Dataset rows
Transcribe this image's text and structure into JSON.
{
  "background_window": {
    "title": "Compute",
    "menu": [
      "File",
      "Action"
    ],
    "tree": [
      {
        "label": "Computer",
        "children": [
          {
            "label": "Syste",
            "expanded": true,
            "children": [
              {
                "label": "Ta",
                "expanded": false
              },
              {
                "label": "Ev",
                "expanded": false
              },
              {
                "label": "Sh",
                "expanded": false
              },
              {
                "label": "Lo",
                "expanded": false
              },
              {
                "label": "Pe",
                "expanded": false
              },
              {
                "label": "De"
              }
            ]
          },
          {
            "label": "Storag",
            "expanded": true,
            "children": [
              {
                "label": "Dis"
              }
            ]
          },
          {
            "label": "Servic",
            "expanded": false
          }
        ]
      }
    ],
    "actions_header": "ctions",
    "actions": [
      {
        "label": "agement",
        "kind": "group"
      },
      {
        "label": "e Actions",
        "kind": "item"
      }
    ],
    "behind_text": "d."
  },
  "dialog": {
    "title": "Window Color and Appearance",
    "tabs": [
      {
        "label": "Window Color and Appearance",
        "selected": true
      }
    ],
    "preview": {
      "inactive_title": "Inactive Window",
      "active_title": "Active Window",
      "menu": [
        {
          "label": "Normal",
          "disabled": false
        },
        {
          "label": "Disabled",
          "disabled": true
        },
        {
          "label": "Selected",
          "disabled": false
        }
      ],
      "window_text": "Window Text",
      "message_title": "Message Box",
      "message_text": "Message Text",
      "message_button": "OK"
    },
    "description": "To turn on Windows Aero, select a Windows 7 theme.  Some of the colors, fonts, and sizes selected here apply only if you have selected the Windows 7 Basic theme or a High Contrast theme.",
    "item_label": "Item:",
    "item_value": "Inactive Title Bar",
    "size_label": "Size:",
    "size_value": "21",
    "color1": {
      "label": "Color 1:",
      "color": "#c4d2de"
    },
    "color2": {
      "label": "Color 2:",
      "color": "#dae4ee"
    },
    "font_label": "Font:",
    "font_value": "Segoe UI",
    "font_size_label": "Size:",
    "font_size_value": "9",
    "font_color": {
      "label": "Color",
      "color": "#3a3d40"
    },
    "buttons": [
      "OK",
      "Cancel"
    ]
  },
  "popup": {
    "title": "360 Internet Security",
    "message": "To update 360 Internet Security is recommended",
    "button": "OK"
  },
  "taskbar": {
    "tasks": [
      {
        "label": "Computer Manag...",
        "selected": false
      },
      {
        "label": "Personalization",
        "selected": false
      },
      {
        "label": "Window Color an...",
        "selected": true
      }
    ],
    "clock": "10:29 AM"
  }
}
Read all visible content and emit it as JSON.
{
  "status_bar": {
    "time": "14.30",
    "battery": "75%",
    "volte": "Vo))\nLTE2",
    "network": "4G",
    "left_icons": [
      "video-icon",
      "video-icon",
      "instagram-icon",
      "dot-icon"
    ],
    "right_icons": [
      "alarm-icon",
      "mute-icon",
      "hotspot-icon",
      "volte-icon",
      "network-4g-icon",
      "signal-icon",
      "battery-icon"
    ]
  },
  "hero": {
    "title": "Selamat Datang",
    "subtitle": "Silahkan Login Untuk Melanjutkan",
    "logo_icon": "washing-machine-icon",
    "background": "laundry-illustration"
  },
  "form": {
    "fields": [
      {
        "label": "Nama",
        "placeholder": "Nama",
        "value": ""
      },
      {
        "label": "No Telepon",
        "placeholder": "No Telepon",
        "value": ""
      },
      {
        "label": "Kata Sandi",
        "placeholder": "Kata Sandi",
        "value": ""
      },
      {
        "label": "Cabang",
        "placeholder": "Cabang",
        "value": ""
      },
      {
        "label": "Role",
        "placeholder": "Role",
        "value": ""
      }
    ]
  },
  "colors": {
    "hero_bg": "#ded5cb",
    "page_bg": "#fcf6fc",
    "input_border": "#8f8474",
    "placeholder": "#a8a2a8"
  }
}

▸ **What to produce**: Find the word "placeholder" in the entries, and copy every line it shows up in.

▸ **Output**:
        "placeholder": "Nama",
        "placeholder": "No Telepon",
        "placeholder": "Kata Sandi",
        "placeholder": "Cabang",
        "placeholder": "Role",
    "placeholder": "#a8a2a8"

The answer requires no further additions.